> [EXERCISE PROMPT] The records that follow need to be output exactly as they are.

Collected data entries
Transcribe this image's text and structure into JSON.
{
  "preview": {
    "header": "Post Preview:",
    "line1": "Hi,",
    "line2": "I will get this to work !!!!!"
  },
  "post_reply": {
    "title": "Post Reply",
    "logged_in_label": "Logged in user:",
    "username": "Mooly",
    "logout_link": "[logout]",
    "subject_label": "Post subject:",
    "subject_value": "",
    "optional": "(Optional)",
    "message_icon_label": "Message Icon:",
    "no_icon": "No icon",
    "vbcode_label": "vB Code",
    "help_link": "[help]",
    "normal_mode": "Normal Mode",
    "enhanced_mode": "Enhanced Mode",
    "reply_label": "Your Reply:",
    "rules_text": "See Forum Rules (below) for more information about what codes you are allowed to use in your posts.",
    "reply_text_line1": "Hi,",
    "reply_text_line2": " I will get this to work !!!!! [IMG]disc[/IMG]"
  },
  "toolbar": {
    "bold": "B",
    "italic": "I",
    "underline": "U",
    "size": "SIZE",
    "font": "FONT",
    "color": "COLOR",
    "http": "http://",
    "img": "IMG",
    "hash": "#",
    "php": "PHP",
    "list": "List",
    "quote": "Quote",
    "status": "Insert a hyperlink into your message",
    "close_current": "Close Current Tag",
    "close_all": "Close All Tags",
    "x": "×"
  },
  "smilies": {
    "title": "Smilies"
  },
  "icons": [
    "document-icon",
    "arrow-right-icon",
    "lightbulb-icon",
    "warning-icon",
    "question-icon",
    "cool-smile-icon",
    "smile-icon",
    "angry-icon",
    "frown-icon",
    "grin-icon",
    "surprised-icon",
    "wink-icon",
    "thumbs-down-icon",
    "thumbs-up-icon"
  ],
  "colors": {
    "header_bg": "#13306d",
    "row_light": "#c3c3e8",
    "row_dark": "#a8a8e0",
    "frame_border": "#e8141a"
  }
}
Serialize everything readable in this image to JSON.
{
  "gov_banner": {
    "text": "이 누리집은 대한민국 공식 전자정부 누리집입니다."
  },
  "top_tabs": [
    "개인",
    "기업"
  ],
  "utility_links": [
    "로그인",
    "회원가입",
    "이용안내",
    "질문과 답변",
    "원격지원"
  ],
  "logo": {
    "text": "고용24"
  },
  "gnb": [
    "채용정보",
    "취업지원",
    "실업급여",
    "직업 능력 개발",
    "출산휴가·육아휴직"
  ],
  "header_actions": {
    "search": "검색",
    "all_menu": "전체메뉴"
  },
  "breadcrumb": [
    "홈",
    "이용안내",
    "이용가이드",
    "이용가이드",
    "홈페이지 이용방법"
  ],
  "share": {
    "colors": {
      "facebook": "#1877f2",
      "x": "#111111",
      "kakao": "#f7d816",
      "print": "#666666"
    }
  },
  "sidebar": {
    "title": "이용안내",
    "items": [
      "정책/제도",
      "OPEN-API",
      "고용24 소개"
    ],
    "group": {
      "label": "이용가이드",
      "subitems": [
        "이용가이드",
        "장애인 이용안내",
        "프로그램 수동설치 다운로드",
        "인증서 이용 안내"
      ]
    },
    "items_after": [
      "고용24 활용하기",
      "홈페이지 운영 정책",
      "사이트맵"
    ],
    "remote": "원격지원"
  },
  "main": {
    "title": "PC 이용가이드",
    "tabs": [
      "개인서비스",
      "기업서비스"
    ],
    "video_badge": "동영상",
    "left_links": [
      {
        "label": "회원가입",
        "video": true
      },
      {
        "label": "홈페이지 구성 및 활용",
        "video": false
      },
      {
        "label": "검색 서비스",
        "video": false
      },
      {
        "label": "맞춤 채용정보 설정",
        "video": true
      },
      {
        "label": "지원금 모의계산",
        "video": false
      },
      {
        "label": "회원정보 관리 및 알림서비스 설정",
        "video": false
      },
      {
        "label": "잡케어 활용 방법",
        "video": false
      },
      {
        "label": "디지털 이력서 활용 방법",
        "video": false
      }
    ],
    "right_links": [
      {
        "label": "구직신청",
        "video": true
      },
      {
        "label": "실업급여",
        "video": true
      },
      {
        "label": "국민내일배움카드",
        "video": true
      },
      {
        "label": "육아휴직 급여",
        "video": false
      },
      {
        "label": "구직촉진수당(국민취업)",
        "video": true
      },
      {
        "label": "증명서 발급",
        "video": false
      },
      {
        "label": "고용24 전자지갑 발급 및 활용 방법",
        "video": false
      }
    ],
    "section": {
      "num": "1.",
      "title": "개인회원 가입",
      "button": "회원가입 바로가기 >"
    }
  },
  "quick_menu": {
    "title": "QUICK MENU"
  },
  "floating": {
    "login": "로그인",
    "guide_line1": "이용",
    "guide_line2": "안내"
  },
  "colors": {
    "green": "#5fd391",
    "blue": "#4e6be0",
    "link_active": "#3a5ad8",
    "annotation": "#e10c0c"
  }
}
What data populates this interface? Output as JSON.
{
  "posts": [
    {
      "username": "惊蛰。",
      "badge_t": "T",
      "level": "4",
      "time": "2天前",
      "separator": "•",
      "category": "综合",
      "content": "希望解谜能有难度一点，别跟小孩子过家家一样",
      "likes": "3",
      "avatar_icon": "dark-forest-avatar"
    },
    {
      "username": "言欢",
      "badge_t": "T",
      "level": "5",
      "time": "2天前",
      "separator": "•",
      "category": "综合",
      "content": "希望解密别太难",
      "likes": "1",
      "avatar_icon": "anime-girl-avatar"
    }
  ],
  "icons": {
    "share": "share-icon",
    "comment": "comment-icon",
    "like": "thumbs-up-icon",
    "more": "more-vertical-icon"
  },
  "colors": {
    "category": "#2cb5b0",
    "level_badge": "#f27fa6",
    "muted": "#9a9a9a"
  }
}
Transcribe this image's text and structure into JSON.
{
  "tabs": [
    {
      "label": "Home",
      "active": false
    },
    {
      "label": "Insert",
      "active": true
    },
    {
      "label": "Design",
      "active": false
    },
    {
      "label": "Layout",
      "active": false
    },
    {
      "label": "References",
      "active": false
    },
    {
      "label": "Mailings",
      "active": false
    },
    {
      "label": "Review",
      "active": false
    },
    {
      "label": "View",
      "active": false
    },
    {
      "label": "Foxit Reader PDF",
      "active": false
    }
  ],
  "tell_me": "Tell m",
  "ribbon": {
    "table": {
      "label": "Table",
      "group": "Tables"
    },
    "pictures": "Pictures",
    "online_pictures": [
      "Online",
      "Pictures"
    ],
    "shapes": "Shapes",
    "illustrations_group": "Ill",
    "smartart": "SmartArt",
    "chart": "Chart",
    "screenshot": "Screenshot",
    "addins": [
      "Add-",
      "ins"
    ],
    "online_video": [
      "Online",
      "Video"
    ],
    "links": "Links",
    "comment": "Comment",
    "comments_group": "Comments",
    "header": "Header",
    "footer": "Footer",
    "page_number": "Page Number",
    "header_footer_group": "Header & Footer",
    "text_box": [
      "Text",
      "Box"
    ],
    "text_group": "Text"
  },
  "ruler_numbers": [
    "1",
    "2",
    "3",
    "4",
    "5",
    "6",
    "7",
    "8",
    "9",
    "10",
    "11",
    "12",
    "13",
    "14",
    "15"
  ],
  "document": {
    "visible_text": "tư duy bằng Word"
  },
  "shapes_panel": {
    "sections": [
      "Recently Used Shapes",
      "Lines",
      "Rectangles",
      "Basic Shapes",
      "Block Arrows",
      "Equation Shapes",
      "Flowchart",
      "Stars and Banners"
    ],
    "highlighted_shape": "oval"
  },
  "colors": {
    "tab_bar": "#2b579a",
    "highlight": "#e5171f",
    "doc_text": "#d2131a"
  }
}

> [FINISHED EXERCISE]
Transcribe this image's text and structure into JSON.
{
  "preview": {
    "header": "Post Preview:",
    "line1": "Hi,",
    "line2": "I will get this to work !!!!!"
  },
  "post_reply": {
    "title": "Post Reply",
    "logged_in_label": "Logged in user:",
    "username": "Mooly",
    "logout_link": "[logout]",
    "subject_label": "Post subject:",
    "subject_value": "",
    "optional": "(Optional)",
    "message_icon_label": "Message Icon:",
    "no_icon": "No icon",
    "vbcode_label": "vB Code",
    "help_link": "[help]",
    "normal_mode": "Normal Mode",
    "enhanced_mode": "Enhanced Mode",
    "reply_label": "Your Reply:",
    "rules_text": "See Forum Rules (below) for more information about what codes you are allowed to use in your posts.",
    "reply_text_line1": "Hi,",
    "reply_text_line2": " I will get this to work !!!!! [IMG]disc[/IMG]"
  },
  "toolbar": {
    "bold": "B",
    "italic": "I",
    "underline": "U",
    "size": "SIZE",
    "font": "FONT",
    "color": "COLOR",
    "http": "http://",
    "img": "IMG",
    "hash": "#",
    "php": "PHP",
    "list": "List",
    "quote": "Quote",
    "status": "Insert a hyperlink into your message",
    "close_current": "Close Current Tag",
    "close_all": "Close All Tags",
    "x": "×"
  },
  "smilies": {
    "title": "Smilies"
  },
  "icons": [
    "document-icon",
    "arrow-right-icon",
    "lightbulb-icon",
    "warning-icon",
    "question-icon",
    "cool-smile-icon",
    "smile-icon",
    "angry-icon",
    "frown-icon",
    "grin-icon",
    "surprised-icon",
    "wink-icon",
    "thumbs-down-icon",
    "thumbs-up-icon"
  ],
  "colors": {
    "header_bg": "#13306d",
    "row_light": "#c3c3e8",
    "row_dark": "#a8a8e0",
    "frame_border": "#e8141a"
  }
}
Serialize everything readable in this image to JSON.
{
  "gov_banner": {
    "text": "이 누리집은 대한민국 공식 전자정부 누리집입니다."
  },
  "top_tabs": [
    "개인",
    "기업"
  ],
  "utility_links": [
    "로그인",
    "회원가입",
    "이용안내",
    "질문과 답변",
    "원격지원"
  ],
  "logo": {
    "text": "고용24"
  },
  "gnb": [
    "채용정보",
    "취업지원",
    "실업급여",
    "직업 능력 개발",
    "출산휴가·육아휴직"
  ],
  "header_actions": {
    "search": "검색",
    "all_menu": "전체메뉴"
  },
  "breadcrumb": [
    "홈",
    "이용안내",
    "이용가이드",
    "이용가이드",
    "홈페이지 이용방법"
  ],
  "share": {
    "colors": {
      "facebook": "#1877f2",
      "x": "#111111",
      "kakao": "#f7d816",
      "print": "#666666"
    }
  },
  "sidebar": {
    "title": "이용안내",
    "items": [
      "정책/제도",
      "OPEN-API",
      "고용24 소개"
    ],
    "group": {
      "label": "이용가이드",
      "subitems": [
        "이용가이드",
        "장애인 이용안내",
        "프로그램 수동설치 다운로드",
        "인증서 이용 안내"
      ]
    },
    "items_after": [
      "고용24 활용하기",
      "홈페이지 운영 정책",
      "사이트맵"
    ],
    "remote": "원격지원"
  },
  "main": {
    "title": "PC 이용가이드",
    "tabs": [
      "개인서비스",
      "기업서비스"
    ],
    "video_badge": "동영상",
    "left_links": [
      {
        "label": "회원가입",
        "video": true
      },
      {
        "label": "홈페이지 구성 및 활용",
        "video": false
      },
      {
        "label": "검색 서비스",
        "video": false
      },
      {
        "label": "맞춤 채용정보 설정",
        "video": true
      },
      {
        "label": "지원금 모의계산",
        "video": false
      },
      {
        "label": "회원정보 관리 및 알림서비스 설정",
        "video": false
      },
      {
        "label": "잡케어 활용 방법",
        "video": false
      },
      {
        "label": "디지털 이력서 활용 방법",
        "video": false
      }
    ],
    "right_links": [
      {
        "label": "구직신청",
        "video": true
      },
      {
        "label": "실업급여",
        "video": true
      },
      {
        "label": "국민내일배움카드",
        "video": true
      },
      {
        "label": "육아휴직 급여",
        "video": false
      },
      {
        "label": "구직촉진수당(국민취업)",
        "video": true
      },
      {
        "label": "증명서 발급",
        "video": false
      },
      {
        "label": "고용24 전자지갑 발급 및 활용 방법",
        "video": false
      }
    ],
    "section": {
      "num": "1.",
      "title": "개인회원 가입",
      "button": "회원가입 바로가기 >"
    }
  },
  "quick_menu": {
    "title": "QUICK MENU"
  },
  "floating": {
    "login": "로그인",
    "guide_line1": "이용",
    "guide_line2": "안내"
  },
  "colors": {
    "green": "#5fd391",
    "blue": "#4e6be0",
    "link_active": "#3a5ad8",
    "annotation": "#e10c0c"
  }
}
What data populates this interface? Output as JSON.
{
  "posts": [
    {
      "username": "惊蛰。",
      "badge_t": "T",
      "level": "4",
      "time": "2天前",
      "separator": "•",
      "category": "综合",
      "content": "希望解谜能有难度一点，别跟小孩子过家家一样",
      "likes": "3",
      "avatar_icon": "dark-forest-avatar"
    },
    {
      "username": "言欢",
      "badge_t": "T",
      "level": "5",
      "time": "2天前",
      "separator": "•",
      "category": "综合",
      "content": "希望解密别太难",
      "likes": "1",
      "avatar_icon": "anime-girl-avatar"
    }
  ],
  "icons": {
    "share": "share-icon",
    "comment": "comment-icon",
    "like": "thumbs-up-icon",
    "more": "more-vertical-icon"
  },
  "colors": {
    "category": "#2cb5b0",
    "level_badge": "#f27fa6",
    "muted": "#9a9a9a"
  }
}
Transcribe this image's text and structure into JSON.
{
  "tabs": [
    {
      "label": "Home",
      "active": false
    },
    {
      "label": "Insert",
      "active": true
    },
    {
      "label": "Design",
      "active": false
    },
    {
      "label": "Layout",
      "active": false
    },
    {
      "label": "References",
      "active": false
    },
    {
      "label": "Mailings",
      "active": false
    },
    {
      "label": "Review",
      "active": false
    },
    {
      "label": "View",
      "active": false
    },
    {
      "label": "Foxit Reader PDF",
      "active": false
    }
  ],
  "tell_me": "Tell m",
  "ribbon": {
    "table": {
      "label": "Table",
      "group": "Tables"
    },
    "pictures": "Pictures",
    "online_pictures": [
      "Online",
      "Pictures"
    ],
    "shapes": "Shapes",
    "illustrations_group": "Ill",
    "smartart": "SmartArt",
    "chart": "Chart",
    "screenshot": "Screenshot",
    "addins": [
      "Add-",
      "ins"
    ],
    "online_video": [
      "Online",
      "Video"
    ],
    "links": "Links",
    "comment": "Comment",
    "comments_group": "Comments",
    "header": "Header",
    "footer": "Footer",
    "page_number": "Page Number",
    "header_footer_group": "Header & Footer",
    "text_box": [
      "Text",
      "Box"
    ],
    "text_group": "Text"
  },
  "ruler_numbers": [
    "1",
    "2",
    "3",
    "4",
    "5",
    "6",
    "7",
    "8",
    "9",
    "10",
    "11",
    "12",
    "13",
    "14",
    "15"
  ],
  "document": {
    "visible_text": "tư duy bằng Word"
  },
  "shapes_panel": {
    "sections": [
      "Recently Used Shapes",
      "Lines",
      "Rectangles",
      "Basic Shapes",
      "Block Arrows",
      "Equation Shapes",
      "Flowchart",
      "Stars and Banners"
    ],
    "highlighted_shape": "oval"
  },
  "colors": {
    "tab_bar": "#2b579a",
    "highlight": "#e5171f",
    "doc_text": "#d2131a"
  }
}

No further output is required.